TEXT SHOWN: Begin

The Mark Corey incident? Hey, it was just one toke over the line. The season-killing home run Armando Benitez gave up to Craig Counsell? Happens to the best of 'em. The revelation that a few Mets were rolling their own? Geez, I remember when whole teams were snorting foul lines. Bobby V. taking the fall for Stevie P.'s offseason acquisitions of Roger Cedeno, Roberto Alomar, Mo Vaughn, Jeromy Burnitz, Jeff D'Amico, Shawn Estes, Lassie and Rin Tin Tin? Ask Joe Torre: Getting fired as the Mets manager is not the worst thing in the world.
What really has my dander up, though, is the arrest of four former club employees for allegedly stealing $2 million from the Mets from 1994 to 2000. I shouldn't be so upset -- after all, Burnitz swiped $6.5 million this season.
But do you realize what the Mets could have done with that money? It comes out to $285,714.29 (rounded off) a year! And if those bucks had been judiciously spent, who knows? History might have changed:
1996 -- Valentine, who has been given both front office and field responsibilites by bosom buddies Fred Wilpon and Nelson Doubleday, offers to trade his sensational young shortstop prospect, Rey Ordonez, to Seattle for Alex Rodriguez, the kid shortstop who hit only .232 the year before. "Can you throw in a little cash?" asks Mariner GM Woody Woodward. "How does $285,714.29 sound?" replies Valentine. "Done," says Woodward. A-Rod, as he becomes known, hits .358 with 38 homers, not counting the five he hits in the Mets' sweep of the Yankees in the World Series.

TEXT SHOWN: End
PROVIDED RECORDS: Begin

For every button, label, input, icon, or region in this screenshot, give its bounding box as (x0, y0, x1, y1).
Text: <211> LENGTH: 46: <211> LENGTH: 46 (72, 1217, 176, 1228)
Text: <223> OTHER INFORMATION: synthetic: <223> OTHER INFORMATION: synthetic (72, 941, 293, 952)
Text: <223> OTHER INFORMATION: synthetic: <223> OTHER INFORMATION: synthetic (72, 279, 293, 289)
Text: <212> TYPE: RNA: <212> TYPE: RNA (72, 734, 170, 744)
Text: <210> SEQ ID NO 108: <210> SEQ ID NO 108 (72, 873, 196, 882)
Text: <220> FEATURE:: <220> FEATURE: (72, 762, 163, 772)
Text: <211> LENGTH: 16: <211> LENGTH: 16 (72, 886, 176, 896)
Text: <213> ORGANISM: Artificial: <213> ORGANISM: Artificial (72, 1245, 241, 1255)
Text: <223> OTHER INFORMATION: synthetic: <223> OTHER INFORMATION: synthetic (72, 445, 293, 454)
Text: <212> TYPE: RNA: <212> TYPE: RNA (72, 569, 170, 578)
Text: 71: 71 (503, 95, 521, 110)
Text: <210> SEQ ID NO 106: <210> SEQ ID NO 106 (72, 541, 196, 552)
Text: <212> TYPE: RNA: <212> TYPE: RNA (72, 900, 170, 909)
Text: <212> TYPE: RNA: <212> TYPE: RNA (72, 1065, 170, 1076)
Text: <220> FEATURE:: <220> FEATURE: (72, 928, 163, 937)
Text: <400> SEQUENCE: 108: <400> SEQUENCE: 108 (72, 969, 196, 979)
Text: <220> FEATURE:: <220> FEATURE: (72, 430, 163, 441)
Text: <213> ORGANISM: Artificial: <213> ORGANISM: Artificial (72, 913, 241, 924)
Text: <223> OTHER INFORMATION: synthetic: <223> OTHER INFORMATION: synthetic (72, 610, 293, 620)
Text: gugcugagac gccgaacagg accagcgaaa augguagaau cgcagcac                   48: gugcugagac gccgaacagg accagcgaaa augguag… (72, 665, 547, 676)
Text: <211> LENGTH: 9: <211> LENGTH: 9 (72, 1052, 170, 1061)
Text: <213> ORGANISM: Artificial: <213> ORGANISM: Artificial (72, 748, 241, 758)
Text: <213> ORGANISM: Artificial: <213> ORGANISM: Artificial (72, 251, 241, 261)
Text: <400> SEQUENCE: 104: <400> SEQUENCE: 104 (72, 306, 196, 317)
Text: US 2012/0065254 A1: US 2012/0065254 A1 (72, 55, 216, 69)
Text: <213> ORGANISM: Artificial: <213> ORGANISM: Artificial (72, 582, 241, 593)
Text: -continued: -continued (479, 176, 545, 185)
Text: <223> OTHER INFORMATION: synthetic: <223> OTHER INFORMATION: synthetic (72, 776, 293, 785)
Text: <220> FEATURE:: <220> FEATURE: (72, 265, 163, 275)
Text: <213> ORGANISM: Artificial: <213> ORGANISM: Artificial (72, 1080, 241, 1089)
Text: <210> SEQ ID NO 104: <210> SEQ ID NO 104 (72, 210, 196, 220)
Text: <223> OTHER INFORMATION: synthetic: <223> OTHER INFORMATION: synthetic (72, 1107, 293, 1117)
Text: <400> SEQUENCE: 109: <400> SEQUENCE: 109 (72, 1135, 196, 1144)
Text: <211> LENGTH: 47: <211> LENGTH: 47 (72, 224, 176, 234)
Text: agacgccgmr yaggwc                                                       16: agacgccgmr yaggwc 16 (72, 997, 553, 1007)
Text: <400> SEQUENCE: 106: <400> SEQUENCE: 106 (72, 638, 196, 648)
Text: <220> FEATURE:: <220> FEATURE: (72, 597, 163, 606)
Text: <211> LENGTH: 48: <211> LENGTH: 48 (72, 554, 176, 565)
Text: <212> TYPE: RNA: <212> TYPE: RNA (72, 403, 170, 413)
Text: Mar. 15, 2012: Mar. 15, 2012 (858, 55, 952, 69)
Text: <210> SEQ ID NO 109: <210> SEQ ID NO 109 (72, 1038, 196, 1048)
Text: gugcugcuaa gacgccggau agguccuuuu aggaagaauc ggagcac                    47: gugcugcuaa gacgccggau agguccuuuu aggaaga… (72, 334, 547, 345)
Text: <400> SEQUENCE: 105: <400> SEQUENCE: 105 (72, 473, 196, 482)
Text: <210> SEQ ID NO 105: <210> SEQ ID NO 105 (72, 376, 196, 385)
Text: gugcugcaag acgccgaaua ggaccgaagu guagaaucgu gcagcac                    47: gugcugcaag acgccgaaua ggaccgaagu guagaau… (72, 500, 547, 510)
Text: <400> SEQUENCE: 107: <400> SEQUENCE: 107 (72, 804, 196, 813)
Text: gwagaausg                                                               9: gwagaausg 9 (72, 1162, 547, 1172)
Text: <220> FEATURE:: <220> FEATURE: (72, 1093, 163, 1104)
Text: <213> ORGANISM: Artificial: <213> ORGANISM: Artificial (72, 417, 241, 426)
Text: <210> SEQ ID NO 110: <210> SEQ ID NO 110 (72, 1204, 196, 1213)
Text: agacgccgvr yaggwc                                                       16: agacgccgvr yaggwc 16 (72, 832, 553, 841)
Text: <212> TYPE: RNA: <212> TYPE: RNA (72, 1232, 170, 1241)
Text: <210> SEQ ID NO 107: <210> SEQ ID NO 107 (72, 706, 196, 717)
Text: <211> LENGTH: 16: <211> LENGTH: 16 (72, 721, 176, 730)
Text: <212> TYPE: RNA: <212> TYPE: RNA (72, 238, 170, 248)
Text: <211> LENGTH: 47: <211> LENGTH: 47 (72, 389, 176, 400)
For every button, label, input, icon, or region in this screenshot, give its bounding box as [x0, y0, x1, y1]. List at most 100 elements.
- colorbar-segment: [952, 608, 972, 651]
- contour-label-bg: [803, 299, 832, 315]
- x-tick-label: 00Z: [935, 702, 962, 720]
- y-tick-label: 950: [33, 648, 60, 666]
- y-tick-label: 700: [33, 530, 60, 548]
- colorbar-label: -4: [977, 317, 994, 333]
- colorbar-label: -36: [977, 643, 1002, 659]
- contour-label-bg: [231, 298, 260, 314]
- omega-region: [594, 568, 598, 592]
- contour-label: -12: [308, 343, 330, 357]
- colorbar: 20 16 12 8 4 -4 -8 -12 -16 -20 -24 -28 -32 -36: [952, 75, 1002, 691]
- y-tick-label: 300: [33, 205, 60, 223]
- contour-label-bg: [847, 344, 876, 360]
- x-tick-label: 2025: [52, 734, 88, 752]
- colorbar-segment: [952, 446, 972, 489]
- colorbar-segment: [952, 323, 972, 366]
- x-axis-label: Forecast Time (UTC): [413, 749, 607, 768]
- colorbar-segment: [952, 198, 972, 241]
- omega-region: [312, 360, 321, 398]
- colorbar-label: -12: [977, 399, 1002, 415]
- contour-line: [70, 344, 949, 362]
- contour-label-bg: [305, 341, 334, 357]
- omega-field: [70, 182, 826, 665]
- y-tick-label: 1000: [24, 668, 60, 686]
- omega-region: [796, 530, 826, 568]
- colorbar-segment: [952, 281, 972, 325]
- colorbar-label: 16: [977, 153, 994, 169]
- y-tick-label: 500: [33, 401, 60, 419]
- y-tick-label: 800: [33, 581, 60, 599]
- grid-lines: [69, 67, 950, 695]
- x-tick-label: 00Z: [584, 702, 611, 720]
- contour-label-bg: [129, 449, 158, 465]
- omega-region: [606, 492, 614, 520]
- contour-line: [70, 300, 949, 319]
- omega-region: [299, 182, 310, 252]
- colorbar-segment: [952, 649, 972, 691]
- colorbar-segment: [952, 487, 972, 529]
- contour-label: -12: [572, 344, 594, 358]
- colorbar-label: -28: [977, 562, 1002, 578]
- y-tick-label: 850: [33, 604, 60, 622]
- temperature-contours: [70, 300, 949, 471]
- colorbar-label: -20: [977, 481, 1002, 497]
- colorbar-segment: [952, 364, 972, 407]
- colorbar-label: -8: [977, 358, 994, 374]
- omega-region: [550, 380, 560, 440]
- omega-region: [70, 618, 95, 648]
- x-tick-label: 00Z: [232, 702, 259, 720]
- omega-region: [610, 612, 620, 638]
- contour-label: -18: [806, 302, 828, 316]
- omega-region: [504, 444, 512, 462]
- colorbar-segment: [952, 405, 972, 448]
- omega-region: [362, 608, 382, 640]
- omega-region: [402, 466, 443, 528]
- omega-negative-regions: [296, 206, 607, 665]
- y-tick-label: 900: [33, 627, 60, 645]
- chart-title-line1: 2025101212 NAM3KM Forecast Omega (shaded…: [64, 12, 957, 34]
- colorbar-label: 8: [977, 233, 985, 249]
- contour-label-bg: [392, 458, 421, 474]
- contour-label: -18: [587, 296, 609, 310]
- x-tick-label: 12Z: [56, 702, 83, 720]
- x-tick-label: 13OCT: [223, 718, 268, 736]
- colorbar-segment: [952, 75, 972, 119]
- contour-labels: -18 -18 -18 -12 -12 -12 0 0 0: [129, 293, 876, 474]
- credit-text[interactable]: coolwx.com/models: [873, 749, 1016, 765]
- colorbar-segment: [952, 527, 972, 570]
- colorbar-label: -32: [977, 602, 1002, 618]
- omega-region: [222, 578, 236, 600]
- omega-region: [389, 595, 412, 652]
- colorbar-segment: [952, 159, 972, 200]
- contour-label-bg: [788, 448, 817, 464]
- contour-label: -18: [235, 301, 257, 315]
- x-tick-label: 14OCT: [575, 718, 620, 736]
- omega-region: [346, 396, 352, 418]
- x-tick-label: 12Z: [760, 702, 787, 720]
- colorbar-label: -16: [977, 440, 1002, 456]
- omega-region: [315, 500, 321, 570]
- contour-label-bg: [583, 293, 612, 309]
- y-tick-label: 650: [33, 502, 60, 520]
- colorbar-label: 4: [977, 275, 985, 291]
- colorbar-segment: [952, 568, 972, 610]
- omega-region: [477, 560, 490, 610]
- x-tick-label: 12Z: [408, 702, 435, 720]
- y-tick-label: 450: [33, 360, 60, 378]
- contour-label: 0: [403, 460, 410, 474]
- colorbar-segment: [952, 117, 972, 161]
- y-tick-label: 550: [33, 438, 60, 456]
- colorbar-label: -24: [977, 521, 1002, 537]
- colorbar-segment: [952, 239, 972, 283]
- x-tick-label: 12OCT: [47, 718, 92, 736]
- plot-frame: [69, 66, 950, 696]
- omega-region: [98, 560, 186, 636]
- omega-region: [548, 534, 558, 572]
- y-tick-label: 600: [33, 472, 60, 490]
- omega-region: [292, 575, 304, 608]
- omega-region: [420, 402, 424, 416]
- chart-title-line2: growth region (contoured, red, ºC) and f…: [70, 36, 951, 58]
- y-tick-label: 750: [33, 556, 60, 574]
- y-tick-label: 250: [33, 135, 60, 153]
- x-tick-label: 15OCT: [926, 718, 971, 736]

PROVIDED RECORDS: End

» **INSTRUCTIONS**
(1) In the Mets column, how much money were the four former club employees arrested for allegedly stealing from the team, and over what years?
(2) Write the next part of the Mets column, picking up after its last sentence.

» **ANSWERS TO EACH TASK**
(1) $2 million, from 1994 to 2000.

(2)
1997 -- Free agent pitcher Roger Clemens is still trying to decide between the Blue Jays and Mets when Valentine takes the Rocket and his wife out for a night on the town. Cost of limo, front row center seats to The Lion King, dinner for four at The Four Seasons, complete with three bottles of Chateau D'Yquem: $285,714.29. Money well spent, as Clemens decides to sign with the Mets and goes 21-7 before throwing two shutouts in the Series sweep of the Indians.
1998 -- It's hard to keep the team focused, what with so much attention attached to the home run race between the Cardinals' Mark McGwire and the Mets' Sammy Sosa, acquired the previous year for Bernard Gilkey. (Cubs GM Andy MacPhail had been reluctant to make the deal until he saw Gilkey's performance in Men In Black at a special screening that Valentine had arranged for a cost of $285,714.29.) Sosa loses the home run race, but counting the two he hits against the Padres and the three he hits in the sweep of the Yankees, he actually outslugs Big Mac, 71-70.
1999 -- Yet another World Series sweep of the Yankees is a letdown after the hard-fought National League campaign. After beating the Reds in a one-game playoff for the wild card spot and riding Todd Pratt's 10th-inning solo homer to the Division Series win over the D-Backs, the Mets beat the Braves in a hard-fought, seven-game NLCS. The hero? Journeyman reliever Russ Springer, who closes out the last two games, more than justifying his salary of $285,714.29.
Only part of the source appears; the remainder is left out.